Task to carry out:
Copy out the entries below precisely; nothing is to be omitted.

Records for this task:

* START *

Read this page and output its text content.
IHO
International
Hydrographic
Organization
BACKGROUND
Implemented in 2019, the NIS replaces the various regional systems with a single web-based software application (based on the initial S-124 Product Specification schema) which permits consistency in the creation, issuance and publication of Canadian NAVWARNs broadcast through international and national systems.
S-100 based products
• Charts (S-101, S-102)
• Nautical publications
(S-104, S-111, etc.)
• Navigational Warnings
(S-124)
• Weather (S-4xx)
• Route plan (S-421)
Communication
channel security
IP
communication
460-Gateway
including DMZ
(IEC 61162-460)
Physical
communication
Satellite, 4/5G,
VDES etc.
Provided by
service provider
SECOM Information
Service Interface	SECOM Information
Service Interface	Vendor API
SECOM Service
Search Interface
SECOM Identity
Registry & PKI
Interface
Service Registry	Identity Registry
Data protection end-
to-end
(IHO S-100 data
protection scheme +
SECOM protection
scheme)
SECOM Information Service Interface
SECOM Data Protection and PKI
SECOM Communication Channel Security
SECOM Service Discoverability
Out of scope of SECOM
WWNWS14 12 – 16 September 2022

* END *

Response to this exercise:
Read this page and output its text content.
IHO
International
Hydrographic
Organization
BACKGROUND
Implemented in 2019, the NIS replaces the various regional systems with a single web-based software application (based on the initial S-124 Product Specification schema) which permits consistency in the creation, issuance and publication of Canadian NAVWARNs broadcast through international and national systems.
S-100 based products
• Charts (S-101, S-102)
• Nautical publications
(S-104, S-111, etc.)
• Navigational Warnings
(S-124)
• Weather (S-4xx)
• Route plan (S-421)
Communication
channel security
IP
communication
460-Gateway
including DMZ
(IEC 61162-460)
Physical
communication
Satellite, 4/5G,
VDES etc.
Provided by
service provider
SECOM Information
Service Interface	SECOM Information
Service Interface	Vendor API
SECOM Service
Search Interface
SECOM Identity
Registry & PKI
Interface
Service Registry	Identity Registry
Data protection end-
to-end
(IHO S-100 data
protection scheme +
SECOM protection
scheme)
SECOM Information Service Interface
SECOM Data Protection and PKI
SECOM Communication Channel Security
SECOM Service Discoverability
Out of scope of SECOM
WWNWS14 12 – 16 September 2022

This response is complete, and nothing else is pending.